--- Input material ---
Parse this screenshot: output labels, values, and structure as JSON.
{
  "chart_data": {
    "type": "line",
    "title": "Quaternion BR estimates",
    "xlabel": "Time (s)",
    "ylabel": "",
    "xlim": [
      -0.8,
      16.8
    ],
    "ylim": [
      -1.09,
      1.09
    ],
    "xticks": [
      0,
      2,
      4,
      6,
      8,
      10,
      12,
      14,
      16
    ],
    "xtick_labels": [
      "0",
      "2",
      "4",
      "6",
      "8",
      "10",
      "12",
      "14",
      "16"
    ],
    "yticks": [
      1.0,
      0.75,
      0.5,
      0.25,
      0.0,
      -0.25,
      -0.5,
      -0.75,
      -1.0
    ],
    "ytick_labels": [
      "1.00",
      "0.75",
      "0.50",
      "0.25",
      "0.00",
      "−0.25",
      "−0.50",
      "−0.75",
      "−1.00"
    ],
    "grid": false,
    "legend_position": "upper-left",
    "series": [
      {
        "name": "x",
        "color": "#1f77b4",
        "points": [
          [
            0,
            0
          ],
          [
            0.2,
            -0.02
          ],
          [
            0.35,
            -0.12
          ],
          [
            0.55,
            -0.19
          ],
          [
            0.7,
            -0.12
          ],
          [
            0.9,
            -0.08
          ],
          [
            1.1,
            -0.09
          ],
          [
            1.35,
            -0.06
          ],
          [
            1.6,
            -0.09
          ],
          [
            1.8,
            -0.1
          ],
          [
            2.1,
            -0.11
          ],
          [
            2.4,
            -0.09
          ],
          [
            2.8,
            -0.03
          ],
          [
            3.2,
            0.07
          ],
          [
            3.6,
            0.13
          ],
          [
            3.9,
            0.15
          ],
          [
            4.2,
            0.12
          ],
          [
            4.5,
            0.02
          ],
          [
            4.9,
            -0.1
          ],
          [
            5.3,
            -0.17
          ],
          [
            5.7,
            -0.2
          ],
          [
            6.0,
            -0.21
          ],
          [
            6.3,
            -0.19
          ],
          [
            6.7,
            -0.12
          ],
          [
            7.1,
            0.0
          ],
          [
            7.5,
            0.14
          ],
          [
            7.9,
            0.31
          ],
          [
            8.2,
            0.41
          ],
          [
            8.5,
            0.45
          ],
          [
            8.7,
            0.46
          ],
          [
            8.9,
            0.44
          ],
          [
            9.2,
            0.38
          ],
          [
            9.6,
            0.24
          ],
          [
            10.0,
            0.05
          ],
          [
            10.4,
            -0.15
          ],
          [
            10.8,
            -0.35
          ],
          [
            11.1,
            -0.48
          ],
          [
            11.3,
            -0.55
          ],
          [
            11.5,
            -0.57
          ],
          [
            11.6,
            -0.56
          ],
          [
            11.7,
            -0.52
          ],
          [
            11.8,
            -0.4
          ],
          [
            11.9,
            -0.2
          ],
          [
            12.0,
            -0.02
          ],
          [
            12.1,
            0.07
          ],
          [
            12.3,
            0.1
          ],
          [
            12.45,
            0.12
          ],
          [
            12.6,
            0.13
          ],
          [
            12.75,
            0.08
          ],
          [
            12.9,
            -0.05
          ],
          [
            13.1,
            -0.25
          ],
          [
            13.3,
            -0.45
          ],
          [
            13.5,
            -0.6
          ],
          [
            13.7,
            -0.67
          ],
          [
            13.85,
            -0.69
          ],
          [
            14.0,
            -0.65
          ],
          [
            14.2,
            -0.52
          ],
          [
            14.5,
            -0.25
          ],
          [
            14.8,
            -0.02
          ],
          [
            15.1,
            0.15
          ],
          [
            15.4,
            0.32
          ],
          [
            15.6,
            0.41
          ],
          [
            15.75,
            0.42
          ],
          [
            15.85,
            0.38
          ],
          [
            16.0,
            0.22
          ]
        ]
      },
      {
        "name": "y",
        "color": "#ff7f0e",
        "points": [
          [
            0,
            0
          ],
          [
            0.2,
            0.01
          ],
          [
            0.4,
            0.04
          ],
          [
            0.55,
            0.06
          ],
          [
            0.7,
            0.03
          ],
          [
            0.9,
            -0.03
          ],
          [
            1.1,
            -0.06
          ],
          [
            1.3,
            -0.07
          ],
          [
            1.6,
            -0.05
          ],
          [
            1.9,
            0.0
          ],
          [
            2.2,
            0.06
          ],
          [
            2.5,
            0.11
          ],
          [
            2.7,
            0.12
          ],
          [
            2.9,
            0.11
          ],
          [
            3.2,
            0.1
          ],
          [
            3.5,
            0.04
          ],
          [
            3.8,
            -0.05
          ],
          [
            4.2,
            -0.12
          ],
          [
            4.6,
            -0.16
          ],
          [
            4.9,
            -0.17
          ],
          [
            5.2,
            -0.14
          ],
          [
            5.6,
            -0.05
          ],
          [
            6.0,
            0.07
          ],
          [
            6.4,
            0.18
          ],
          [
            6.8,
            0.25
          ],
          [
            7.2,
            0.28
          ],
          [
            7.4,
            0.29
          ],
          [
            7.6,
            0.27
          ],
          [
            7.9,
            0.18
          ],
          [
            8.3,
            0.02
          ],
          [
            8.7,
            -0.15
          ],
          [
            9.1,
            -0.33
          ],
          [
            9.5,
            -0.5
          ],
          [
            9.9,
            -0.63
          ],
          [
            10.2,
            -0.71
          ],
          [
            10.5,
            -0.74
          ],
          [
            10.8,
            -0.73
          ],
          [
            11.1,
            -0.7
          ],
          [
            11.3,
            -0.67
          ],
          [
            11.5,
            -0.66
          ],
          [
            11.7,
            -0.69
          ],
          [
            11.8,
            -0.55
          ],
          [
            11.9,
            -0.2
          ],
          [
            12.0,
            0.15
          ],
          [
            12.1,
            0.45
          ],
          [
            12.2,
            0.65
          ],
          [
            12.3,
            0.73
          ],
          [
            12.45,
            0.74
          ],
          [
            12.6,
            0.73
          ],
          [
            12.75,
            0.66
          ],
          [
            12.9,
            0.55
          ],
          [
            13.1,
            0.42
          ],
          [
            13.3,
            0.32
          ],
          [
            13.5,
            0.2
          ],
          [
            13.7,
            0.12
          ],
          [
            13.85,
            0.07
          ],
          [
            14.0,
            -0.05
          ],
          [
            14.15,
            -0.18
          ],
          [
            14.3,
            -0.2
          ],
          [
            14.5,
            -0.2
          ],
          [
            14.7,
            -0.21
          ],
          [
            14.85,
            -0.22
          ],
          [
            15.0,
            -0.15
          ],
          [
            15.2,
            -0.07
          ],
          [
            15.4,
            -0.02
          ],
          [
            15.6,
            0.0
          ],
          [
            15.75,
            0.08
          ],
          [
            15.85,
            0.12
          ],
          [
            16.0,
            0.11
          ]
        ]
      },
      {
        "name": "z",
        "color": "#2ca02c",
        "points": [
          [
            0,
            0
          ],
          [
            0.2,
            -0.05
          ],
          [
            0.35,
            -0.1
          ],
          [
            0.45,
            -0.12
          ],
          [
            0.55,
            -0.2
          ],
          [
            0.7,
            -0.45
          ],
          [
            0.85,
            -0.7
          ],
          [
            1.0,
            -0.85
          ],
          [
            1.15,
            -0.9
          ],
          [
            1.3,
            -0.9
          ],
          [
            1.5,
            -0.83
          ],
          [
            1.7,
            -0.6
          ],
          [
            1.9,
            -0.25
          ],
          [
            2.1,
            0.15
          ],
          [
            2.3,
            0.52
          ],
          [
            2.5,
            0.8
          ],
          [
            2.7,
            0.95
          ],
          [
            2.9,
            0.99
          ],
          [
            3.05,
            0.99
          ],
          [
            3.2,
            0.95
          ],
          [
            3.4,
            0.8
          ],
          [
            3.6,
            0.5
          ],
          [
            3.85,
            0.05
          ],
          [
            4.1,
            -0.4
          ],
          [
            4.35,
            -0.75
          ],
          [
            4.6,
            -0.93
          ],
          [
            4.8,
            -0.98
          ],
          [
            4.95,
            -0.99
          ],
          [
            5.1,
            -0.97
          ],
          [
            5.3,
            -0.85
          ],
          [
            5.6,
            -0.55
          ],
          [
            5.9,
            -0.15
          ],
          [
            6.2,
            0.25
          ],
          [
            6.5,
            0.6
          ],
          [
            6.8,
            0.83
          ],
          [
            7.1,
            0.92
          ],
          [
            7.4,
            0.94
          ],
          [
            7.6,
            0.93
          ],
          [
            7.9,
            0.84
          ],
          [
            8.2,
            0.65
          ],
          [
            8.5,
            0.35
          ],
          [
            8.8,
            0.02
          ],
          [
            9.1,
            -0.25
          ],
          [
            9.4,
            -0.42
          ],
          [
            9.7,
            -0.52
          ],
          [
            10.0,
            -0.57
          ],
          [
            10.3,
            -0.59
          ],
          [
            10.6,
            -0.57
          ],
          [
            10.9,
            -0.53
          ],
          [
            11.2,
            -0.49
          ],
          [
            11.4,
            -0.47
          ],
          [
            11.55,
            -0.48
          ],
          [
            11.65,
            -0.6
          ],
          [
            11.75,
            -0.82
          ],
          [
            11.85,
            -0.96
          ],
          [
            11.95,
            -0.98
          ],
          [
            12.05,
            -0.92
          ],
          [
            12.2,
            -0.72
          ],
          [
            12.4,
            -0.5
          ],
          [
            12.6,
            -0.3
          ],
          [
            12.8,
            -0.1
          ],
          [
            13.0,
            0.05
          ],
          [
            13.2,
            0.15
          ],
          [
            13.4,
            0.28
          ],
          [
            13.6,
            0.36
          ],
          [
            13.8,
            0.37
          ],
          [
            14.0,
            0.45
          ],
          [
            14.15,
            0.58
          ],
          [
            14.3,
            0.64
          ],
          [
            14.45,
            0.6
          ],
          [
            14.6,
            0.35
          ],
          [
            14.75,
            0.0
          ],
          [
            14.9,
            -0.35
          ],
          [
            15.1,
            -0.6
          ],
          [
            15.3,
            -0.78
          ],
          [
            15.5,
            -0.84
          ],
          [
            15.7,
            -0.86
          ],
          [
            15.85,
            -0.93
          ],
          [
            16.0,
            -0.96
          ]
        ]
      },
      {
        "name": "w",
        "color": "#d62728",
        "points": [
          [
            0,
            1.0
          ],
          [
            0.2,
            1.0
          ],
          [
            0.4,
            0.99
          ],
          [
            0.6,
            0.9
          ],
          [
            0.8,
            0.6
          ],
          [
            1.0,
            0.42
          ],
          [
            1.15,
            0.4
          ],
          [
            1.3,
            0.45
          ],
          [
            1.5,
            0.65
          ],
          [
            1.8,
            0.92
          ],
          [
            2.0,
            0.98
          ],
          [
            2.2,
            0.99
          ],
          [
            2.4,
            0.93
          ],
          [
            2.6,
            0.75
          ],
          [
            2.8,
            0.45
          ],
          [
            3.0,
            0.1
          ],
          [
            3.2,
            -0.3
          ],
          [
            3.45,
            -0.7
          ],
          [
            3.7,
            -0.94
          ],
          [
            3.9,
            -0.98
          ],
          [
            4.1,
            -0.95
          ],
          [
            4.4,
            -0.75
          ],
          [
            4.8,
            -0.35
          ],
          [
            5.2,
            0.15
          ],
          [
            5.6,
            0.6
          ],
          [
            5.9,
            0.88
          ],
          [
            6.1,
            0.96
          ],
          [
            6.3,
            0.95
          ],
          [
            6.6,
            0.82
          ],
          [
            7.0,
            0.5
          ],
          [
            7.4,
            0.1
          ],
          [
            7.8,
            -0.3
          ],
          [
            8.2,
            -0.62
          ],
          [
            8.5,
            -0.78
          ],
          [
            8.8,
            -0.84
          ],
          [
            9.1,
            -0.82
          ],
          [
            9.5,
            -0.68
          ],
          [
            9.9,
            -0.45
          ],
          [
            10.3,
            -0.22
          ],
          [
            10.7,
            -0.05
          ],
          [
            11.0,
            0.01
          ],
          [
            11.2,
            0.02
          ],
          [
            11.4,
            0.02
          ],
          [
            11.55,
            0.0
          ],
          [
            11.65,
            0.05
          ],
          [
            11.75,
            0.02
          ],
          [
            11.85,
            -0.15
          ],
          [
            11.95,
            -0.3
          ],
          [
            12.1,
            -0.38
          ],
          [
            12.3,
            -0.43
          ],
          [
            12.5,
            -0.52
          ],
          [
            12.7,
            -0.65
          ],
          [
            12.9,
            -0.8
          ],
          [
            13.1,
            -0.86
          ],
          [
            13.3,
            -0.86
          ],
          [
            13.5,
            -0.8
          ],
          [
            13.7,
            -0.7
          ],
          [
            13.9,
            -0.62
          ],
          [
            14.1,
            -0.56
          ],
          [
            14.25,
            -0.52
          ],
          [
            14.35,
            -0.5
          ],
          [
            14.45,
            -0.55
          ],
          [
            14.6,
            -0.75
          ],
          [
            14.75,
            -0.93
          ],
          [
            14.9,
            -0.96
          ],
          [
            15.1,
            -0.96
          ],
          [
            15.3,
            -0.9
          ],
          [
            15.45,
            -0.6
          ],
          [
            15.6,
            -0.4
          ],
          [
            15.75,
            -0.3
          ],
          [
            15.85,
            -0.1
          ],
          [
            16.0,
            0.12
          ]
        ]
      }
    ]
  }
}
---
> _What you have to do_
Which lines hold the word "color"? Copy every one of them.

> _Exercise output_
        "color": "#1f77b4",
        "color": "#ff7f0e",
        "color": "#2ca02c",
        "color": "#d62728",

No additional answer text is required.